Requirement: Copy every line that contains the string "gazlar" from the entries below.

Data for this exercise:
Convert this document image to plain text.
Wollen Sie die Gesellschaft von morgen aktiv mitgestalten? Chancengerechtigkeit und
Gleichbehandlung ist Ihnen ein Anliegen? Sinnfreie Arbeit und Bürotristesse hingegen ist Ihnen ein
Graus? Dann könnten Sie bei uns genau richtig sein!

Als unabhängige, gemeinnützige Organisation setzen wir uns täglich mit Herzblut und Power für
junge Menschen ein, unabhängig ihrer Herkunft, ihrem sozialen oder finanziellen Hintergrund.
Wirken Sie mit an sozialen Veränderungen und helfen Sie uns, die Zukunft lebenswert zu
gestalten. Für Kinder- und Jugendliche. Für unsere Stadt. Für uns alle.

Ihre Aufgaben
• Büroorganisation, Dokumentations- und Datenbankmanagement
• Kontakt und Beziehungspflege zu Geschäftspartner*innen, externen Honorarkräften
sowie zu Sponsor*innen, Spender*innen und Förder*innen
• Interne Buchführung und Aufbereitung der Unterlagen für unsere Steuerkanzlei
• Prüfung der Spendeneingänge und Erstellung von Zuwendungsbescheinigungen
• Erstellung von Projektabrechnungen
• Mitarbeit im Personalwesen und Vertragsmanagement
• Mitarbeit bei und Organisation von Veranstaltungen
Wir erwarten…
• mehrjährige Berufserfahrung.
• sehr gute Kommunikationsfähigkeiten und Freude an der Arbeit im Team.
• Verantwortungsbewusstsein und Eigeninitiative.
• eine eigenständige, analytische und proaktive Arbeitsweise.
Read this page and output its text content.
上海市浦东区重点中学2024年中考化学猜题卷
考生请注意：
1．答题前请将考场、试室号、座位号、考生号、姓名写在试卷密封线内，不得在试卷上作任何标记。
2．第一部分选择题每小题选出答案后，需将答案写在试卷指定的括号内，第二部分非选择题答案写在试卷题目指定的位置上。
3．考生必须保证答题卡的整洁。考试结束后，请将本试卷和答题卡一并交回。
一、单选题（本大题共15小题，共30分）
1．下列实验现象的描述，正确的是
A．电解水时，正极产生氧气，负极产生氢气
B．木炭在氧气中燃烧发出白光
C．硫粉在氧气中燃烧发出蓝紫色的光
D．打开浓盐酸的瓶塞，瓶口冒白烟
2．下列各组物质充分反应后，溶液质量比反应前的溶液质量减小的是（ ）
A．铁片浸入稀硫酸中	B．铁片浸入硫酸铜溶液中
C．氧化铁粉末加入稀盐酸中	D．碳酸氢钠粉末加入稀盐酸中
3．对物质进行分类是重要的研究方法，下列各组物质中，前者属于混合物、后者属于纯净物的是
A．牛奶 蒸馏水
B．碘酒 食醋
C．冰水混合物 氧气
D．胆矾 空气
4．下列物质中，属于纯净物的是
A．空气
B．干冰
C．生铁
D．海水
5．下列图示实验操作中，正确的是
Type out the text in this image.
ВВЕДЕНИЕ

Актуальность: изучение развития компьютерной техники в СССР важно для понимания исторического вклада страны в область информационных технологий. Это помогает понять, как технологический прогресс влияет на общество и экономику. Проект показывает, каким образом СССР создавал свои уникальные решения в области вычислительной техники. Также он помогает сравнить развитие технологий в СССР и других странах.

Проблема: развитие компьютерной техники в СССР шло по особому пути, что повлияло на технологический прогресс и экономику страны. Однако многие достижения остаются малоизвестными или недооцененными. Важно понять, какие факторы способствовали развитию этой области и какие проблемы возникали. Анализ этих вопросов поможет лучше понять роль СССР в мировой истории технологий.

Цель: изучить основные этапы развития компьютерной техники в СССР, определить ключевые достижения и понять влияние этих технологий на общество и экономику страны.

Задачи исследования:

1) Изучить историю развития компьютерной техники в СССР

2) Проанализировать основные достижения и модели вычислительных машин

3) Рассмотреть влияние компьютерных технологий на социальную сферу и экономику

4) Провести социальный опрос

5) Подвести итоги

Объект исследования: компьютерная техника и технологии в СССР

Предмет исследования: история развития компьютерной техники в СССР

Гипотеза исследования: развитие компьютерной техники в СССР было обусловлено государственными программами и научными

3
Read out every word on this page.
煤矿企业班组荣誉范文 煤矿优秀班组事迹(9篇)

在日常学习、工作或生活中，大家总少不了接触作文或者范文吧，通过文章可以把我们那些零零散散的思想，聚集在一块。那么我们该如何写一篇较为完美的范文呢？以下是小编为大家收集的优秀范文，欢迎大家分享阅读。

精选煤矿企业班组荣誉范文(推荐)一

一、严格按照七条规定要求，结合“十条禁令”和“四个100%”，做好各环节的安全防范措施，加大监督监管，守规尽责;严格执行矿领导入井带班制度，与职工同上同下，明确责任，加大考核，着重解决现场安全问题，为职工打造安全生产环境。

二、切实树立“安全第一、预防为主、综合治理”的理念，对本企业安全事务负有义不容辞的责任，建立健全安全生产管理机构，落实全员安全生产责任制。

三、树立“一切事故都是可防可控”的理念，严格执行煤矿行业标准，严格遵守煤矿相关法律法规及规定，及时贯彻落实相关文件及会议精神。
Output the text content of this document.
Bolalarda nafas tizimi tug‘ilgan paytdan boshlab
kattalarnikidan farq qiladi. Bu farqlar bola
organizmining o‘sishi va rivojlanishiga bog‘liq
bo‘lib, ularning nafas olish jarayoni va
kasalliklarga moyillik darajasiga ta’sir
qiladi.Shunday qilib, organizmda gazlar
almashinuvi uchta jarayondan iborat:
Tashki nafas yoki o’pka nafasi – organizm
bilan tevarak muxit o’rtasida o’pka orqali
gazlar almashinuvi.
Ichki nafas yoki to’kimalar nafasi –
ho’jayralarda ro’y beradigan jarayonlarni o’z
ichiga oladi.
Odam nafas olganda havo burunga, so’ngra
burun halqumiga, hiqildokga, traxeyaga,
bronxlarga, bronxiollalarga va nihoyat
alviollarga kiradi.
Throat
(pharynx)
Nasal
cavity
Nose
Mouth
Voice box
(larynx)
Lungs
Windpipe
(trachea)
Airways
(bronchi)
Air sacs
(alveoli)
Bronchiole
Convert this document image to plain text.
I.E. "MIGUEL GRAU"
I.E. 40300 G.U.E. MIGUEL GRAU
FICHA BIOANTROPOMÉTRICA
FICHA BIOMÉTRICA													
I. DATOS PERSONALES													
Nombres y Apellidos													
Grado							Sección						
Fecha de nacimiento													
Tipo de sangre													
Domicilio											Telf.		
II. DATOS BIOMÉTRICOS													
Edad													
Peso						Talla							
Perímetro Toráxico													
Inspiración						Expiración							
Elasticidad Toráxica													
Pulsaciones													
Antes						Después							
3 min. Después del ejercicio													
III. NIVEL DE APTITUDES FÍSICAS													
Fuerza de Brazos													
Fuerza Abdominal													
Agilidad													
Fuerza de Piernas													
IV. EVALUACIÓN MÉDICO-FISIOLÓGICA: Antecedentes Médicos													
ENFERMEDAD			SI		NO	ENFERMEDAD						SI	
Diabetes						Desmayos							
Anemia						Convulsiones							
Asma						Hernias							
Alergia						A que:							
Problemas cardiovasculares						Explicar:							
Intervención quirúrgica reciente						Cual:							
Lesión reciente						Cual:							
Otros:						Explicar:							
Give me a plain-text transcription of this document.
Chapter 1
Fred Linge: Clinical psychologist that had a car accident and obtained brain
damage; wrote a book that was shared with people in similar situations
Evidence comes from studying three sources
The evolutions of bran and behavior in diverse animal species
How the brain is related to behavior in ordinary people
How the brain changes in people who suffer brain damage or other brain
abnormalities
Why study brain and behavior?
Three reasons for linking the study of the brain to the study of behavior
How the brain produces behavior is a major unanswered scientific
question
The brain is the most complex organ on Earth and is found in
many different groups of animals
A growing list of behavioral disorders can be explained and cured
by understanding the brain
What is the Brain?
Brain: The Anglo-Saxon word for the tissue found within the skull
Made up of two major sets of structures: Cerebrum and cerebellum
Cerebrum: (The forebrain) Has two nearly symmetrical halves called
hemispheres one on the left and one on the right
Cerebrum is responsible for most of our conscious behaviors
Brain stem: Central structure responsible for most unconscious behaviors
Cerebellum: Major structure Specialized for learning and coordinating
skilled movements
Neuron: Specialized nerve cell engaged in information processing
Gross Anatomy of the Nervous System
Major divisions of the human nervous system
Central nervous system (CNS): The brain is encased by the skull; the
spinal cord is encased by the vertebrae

Correct answer:
qiladi.Shunday qilib, organizmda gazlar
gazlar almashinuvi.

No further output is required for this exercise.